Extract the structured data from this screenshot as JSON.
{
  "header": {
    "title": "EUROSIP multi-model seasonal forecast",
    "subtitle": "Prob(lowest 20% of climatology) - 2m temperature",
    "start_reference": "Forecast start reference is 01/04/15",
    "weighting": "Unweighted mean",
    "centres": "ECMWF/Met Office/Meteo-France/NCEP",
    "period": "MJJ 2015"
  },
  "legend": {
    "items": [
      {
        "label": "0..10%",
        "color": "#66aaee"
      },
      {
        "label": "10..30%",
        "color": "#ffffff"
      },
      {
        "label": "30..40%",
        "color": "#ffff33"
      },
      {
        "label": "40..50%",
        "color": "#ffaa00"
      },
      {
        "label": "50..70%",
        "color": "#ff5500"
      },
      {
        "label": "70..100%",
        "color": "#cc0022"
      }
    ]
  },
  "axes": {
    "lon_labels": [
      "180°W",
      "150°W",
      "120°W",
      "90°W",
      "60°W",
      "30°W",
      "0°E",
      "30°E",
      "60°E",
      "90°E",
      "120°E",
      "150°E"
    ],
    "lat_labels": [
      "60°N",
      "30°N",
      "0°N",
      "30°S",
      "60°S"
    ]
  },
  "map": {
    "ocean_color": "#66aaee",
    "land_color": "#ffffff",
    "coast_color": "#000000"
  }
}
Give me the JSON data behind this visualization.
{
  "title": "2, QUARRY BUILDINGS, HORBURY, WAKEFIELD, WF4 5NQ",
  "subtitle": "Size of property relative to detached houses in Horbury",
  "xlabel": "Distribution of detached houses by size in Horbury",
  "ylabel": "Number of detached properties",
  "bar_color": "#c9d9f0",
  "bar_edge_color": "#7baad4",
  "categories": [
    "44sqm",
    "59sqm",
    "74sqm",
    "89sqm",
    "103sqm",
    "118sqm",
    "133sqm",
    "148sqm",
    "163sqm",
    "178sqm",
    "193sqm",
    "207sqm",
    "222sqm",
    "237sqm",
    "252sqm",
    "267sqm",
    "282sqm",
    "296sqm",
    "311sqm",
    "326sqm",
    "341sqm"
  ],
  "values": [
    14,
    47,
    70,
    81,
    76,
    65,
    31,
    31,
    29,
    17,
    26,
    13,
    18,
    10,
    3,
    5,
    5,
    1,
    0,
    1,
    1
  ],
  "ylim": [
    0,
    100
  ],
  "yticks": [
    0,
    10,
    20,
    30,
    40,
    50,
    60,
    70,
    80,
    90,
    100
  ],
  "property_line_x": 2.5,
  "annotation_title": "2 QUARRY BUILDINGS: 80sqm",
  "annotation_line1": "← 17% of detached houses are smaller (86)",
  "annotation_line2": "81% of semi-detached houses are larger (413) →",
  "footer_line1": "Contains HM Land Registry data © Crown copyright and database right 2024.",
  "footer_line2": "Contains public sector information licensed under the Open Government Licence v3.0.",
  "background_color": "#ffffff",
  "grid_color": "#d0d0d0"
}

- - - - - - -

#### [TASK PROMPT]
Return all of the entries exactly as they were supplied.

#### [EXERCISE OUTPUT]
Extract the structured data from this screenshot as JSON.
{
  "header": {
    "title": "EUROSIP multi-model seasonal forecast",
    "subtitle": "Prob(lowest 20% of climatology) - 2m temperature",
    "start_reference": "Forecast start reference is 01/04/15",
    "weighting": "Unweighted mean",
    "centres": "ECMWF/Met Office/Meteo-France/NCEP",
    "period": "MJJ 2015"
  },
  "legend": {
    "items": [
      {
        "label": "0..10%",
        "color": "#66aaee"
      },
      {
        "label": "10..30%",
        "color": "#ffffff"
      },
      {
        "label": "30..40%",
        "color": "#ffff33"
      },
      {
        "label": "40..50%",
        "color": "#ffaa00"
      },
      {
        "label": "50..70%",
        "color": "#ff5500"
      },
      {
        "label": "70..100%",
        "color": "#cc0022"
      }
    ]
  },
  "axes": {
    "lon_labels": [
      "180°W",
      "150°W",
      "120°W",
      "90°W",
      "60°W",
      "30°W",
      "0°E",
      "30°E",
      "60°E",
      "90°E",
      "120°E",
      "150°E"
    ],
    "lat_labels": [
      "60°N",
      "30°N",
      "0°N",
      "30°S",
      "60°S"
    ]
  },
  "map": {
    "ocean_color": "#66aaee",
    "land_color": "#ffffff",
    "coast_color": "#000000"
  }
}
Give me the JSON data behind this visualization.
{
  "title": "2, QUARRY BUILDINGS, HORBURY, WAKEFIELD, WF4 5NQ",
  "subtitle": "Size of property relative to detached houses in Horbury",
  "xlabel": "Distribution of detached houses by size in Horbury",
  "ylabel": "Number of detached properties",
  "bar_color": "#c9d9f0",
  "bar_edge_color": "#7baad4",
  "categories": [
    "44sqm",
    "59sqm",
    "74sqm",
    "89sqm",
    "103sqm",
    "118sqm",
    "133sqm",
    "148sqm",
    "163sqm",
    "178sqm",
    "193sqm",
    "207sqm",
    "222sqm",
    "237sqm",
    "252sqm",
    "267sqm",
    "282sqm",
    "296sqm",
    "311sqm",
    "326sqm",
    "341sqm"
  ],
  "values": [
    14,
    47,
    70,
    81,
    76,
    65,
    31,
    31,
    29,
    17,
    26,
    13,
    18,
    10,
    3,
    5,
    5,
    1,
    0,
    1,
    1
  ],
  "ylim": [
    0,
    100
  ],
  "yticks": [
    0,
    10,
    20,
    30,
    40,
    50,
    60,
    70,
    80,
    90,
    100
  ],
  "property_line_x": 2.5,
  "annotation_title": "2 QUARRY BUILDINGS: 80sqm",
  "annotation_line1": "← 17% of detached houses are smaller (86)",
  "annotation_line2": "81% of semi-detached houses are larger (413) →",
  "footer_line1": "Contains HM Land Registry data © Crown copyright and database right 2024.",
  "footer_line2": "Contains public sector information licensed under the Open Government Licence v3.0.",
  "background_color": "#ffffff",
  "grid_color": "#d0d0d0"
}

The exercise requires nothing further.